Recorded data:
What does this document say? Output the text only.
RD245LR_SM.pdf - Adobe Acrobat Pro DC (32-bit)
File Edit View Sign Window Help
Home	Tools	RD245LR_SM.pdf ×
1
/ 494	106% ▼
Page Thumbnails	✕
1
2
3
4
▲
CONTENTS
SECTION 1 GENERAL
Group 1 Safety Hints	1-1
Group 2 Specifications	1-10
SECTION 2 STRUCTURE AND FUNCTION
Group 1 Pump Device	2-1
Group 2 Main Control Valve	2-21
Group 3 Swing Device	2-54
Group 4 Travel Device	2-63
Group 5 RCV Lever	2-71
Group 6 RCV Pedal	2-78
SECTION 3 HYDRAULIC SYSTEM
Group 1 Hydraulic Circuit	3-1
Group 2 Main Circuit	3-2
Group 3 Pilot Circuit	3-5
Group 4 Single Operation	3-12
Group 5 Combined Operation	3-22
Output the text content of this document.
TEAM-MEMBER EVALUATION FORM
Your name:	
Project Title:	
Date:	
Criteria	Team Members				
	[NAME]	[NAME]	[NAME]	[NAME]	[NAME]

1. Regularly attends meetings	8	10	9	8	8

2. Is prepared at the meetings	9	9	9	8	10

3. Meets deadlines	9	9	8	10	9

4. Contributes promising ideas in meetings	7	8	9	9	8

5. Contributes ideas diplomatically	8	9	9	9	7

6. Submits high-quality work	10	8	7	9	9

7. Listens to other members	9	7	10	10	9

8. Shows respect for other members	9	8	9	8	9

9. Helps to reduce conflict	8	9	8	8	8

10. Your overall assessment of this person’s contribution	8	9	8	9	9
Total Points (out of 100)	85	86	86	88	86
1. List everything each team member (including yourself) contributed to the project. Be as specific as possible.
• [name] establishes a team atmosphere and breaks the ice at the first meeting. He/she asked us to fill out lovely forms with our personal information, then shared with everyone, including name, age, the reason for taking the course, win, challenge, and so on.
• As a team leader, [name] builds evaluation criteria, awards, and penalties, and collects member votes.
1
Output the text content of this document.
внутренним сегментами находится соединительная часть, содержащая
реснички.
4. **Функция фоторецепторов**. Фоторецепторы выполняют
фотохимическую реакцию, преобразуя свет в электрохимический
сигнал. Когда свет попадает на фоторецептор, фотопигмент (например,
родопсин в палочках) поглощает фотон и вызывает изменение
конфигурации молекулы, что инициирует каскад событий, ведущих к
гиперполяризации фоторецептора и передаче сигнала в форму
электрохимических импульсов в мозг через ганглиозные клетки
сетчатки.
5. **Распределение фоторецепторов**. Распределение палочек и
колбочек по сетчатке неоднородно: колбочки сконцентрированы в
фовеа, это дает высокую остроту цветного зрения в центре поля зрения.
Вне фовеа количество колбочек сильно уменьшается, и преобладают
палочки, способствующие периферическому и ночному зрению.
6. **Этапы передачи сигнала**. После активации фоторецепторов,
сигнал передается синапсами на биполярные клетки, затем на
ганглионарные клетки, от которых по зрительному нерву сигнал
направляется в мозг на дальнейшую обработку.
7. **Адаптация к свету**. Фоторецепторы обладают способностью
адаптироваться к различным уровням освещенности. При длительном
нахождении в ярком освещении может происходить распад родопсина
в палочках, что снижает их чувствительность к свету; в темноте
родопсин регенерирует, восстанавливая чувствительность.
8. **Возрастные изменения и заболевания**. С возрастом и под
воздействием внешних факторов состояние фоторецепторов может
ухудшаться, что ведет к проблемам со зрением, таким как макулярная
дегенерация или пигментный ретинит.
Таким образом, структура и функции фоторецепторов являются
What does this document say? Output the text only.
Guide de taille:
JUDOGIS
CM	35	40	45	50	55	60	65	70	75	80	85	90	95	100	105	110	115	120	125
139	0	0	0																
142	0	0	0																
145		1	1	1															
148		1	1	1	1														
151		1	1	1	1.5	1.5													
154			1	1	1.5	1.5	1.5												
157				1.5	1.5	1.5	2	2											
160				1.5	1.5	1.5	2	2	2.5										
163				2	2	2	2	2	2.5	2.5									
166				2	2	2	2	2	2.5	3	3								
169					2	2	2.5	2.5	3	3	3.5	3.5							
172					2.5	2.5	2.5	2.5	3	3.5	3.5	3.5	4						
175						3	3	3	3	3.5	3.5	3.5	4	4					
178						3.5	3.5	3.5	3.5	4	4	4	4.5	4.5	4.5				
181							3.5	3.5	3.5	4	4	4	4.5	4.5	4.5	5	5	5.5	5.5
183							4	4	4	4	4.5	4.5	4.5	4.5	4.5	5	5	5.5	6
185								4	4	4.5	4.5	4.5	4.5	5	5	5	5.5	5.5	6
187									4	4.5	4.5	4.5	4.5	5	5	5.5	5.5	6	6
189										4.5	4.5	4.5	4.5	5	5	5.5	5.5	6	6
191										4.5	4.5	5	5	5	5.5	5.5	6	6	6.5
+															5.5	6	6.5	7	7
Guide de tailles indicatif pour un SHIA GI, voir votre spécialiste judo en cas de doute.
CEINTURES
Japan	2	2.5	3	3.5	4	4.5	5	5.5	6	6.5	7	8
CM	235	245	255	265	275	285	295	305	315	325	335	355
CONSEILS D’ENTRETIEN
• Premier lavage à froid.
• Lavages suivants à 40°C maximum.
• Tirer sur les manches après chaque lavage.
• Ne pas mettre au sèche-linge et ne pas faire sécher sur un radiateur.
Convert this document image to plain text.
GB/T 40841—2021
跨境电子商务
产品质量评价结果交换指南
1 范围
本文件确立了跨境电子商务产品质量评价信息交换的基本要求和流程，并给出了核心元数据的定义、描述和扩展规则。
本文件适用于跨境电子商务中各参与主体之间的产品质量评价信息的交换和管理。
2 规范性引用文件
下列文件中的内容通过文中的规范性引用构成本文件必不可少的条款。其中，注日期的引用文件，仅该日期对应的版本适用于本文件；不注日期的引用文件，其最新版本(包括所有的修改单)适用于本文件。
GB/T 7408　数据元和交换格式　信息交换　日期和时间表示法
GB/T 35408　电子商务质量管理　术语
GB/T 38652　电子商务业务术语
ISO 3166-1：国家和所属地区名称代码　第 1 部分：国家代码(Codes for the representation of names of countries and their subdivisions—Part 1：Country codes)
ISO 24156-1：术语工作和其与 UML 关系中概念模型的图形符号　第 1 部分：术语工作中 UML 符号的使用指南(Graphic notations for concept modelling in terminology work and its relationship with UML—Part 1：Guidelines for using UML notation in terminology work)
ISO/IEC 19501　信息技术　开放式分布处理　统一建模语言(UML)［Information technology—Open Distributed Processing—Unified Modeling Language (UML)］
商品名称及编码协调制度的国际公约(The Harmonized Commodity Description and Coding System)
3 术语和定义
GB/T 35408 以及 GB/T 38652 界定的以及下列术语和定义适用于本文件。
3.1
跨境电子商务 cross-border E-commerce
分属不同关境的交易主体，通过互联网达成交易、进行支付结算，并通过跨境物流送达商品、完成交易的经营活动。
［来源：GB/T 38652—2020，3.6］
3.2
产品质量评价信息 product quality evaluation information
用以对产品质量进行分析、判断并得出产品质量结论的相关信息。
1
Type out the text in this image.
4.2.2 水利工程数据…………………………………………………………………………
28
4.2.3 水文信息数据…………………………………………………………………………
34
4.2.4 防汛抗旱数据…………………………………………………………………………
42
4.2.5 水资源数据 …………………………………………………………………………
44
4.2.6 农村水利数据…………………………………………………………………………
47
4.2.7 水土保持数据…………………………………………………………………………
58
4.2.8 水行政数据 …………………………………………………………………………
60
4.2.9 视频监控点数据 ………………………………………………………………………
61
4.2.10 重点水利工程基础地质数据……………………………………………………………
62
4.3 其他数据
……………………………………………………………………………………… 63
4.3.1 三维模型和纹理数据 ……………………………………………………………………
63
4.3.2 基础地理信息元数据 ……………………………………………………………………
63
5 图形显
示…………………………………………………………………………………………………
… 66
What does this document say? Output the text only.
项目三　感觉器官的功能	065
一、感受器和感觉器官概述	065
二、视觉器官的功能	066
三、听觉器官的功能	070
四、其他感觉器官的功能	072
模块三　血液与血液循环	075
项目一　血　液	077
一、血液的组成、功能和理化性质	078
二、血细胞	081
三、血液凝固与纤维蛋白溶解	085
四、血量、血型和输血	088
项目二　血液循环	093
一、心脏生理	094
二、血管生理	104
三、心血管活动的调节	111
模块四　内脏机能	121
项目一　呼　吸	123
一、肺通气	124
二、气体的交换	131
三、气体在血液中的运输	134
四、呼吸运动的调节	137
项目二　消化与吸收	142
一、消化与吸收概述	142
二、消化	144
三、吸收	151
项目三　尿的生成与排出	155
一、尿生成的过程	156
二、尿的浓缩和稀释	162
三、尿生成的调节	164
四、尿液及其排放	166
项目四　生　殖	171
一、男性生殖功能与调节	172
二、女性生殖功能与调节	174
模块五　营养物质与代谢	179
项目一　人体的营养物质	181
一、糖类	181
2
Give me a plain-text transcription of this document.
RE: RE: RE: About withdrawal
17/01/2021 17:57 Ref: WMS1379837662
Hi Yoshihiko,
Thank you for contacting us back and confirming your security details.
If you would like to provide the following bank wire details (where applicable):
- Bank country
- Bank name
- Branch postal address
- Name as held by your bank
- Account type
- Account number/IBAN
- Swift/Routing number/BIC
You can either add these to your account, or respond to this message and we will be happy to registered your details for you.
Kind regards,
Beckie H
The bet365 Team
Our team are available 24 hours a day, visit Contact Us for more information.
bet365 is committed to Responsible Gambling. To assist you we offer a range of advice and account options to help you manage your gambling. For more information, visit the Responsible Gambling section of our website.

» REQUIRED TASK: Identify the lines that hold the word "other". Copy every one of them.

» RESPONSE:
7. Listens to other members	9	7	10	10	9
8. Shows respect for other members	9	8	9	8	9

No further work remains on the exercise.